PARTS OF THE EXERCISE>
• A. In the beer history text, roughly how many American breweries existed in 1934?
• B. Reproduce word for word the part of the beer history text that opens with the words containing "My formative beer-drinking" and closes with "(Ron Wurzer)".
• C. Condense the paragraph of the beer history text beginning "My formative beer-drinking years" into a shorter version that keeps its main facts.

:: EXERCISE TEXT ::

We're back in the days just before Jimmy Carter was about to lose to Ronald Reagan, a time when the American beer industry had dwindled from around 2,000 breweries at the beginning of the 20th century to about 750 in 1934 (killed off by Prohibition, the Depression, and consolidation) to just about 50. By this time (the late 1970s), brewers were competing hardly at all on things like body and flavor. American beers were almost all pale, bland, slightly sweet, fizzy lagers, differentiated mostly by ad campaigns and price. The cheap stuff was brewed with the help of lots of adjunct ingredients, particularly corn syrup, lightening the body and keeping prices in check, while still delivering a modicum of alcohol content. "Premium" beer meant the likes of Bud or Miller, the main premium being that they didn't give you a nasty headache. "Super premium" Michelob or Henry Weinhard's Private Reserve from Portland actually had a whit of body or flavor, the result of higher amounts of honest beer ingredients, like malt and hops.

My formative beer-drinking years were spent in Portland, so I had it pretty good, comparatively—not just Weinhard's, but imports like Guinness from Ireland, Watney's Red Barrel from England, and Löwenbräu from Munich, all served at a little Portland pub, the Produce Row Cafe, opened in 1974 by Mike McMenamin. I thought I had it good. But my standards were about to get a badly needed boot to the ass in the summer of 1977.


Beveridge Place Pub offers more pulls than you can shake a stick at.
(Ron Wurzer)

:::
:: DATA FOR ANALYSIS ::

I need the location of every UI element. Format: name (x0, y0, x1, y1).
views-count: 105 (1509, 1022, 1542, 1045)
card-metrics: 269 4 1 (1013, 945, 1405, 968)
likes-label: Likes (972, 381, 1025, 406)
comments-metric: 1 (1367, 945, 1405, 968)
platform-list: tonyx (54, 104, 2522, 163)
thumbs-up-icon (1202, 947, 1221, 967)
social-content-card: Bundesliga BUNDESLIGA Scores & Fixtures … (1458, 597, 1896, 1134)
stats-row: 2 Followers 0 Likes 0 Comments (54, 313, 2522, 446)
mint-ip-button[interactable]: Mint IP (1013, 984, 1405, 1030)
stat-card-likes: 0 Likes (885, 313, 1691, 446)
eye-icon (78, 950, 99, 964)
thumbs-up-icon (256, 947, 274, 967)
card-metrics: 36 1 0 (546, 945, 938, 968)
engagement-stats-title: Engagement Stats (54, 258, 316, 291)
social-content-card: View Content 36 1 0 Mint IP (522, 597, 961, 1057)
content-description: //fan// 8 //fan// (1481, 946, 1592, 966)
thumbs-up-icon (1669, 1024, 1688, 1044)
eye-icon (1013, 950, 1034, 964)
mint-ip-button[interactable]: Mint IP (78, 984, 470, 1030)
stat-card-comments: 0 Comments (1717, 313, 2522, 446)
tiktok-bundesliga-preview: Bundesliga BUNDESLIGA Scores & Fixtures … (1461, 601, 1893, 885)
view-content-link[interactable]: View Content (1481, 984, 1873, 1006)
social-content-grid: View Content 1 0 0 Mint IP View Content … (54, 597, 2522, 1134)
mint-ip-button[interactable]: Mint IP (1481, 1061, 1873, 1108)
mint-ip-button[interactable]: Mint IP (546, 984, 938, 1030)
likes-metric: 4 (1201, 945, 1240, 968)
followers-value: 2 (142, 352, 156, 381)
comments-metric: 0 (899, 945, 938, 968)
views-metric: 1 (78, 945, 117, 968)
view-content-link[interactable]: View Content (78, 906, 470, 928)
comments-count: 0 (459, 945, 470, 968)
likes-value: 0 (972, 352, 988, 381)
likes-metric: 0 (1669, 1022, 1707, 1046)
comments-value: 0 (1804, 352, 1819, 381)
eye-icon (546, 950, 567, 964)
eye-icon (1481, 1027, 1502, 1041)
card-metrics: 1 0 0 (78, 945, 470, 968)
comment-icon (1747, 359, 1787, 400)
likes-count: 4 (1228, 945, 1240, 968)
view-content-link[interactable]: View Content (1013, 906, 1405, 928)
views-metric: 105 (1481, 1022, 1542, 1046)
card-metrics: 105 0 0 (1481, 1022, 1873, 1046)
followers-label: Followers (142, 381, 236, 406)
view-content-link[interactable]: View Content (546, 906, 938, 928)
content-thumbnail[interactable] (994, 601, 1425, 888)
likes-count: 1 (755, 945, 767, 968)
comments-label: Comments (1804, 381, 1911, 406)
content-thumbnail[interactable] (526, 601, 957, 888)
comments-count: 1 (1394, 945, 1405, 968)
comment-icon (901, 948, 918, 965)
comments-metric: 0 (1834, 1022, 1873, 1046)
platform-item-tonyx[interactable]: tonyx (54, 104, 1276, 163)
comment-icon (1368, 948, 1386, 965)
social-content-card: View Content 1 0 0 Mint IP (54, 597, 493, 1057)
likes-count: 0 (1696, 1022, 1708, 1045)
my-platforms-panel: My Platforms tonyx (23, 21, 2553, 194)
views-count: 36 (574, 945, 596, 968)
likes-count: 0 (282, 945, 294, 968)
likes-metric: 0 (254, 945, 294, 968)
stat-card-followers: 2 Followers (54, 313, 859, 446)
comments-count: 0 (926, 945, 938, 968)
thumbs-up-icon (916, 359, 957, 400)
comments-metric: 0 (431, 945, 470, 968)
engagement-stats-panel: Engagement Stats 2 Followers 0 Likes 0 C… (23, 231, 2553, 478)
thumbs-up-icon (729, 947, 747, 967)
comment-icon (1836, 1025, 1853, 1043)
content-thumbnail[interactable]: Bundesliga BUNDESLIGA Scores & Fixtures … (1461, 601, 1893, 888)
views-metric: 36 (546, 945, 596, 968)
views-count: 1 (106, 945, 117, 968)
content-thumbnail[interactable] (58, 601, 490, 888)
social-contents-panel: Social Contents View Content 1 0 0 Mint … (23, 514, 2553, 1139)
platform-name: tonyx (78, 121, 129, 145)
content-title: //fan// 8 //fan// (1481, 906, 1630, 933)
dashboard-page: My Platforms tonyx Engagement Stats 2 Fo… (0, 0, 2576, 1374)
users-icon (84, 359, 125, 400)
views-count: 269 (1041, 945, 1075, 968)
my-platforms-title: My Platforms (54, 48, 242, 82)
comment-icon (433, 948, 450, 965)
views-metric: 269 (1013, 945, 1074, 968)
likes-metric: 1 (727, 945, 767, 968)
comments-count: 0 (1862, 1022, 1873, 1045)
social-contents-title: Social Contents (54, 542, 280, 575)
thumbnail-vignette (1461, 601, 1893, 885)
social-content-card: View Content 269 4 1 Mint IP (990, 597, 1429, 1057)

:::

SOLUTIONS>
• A. About 750.

• B.
My formative beer-drinking years were spent in Portland, so I had it pretty good, comparatively—not just Weinhard's, but imports like Guinness from Ireland, Watney's Red Barrel from England, and Löwenbräu from Munich, all served at a little Portland pub, the Produce Row Cafe, opened in 1974 by Mike McMenamin. I thought I had it good. But my standards were about to get a badly needed boot to the ass in the summer of 1977.


Beveridge Place Pub offers more pulls than you can shake a stick at.
(Ron Wurzer)

• C. The writer spent formative beer-drinking years in Portland, which offered comparatively good choices. Along with Weinhard's, there were imports such as Guinness from Ireland, Watney's Red Barrel from England, and Löwenbräu from Munich. All were served at the Produce Row Cafe, a small pub Mike McMenamin opened in 1974. Those standards got a badly needed jolt in the summer of 1977.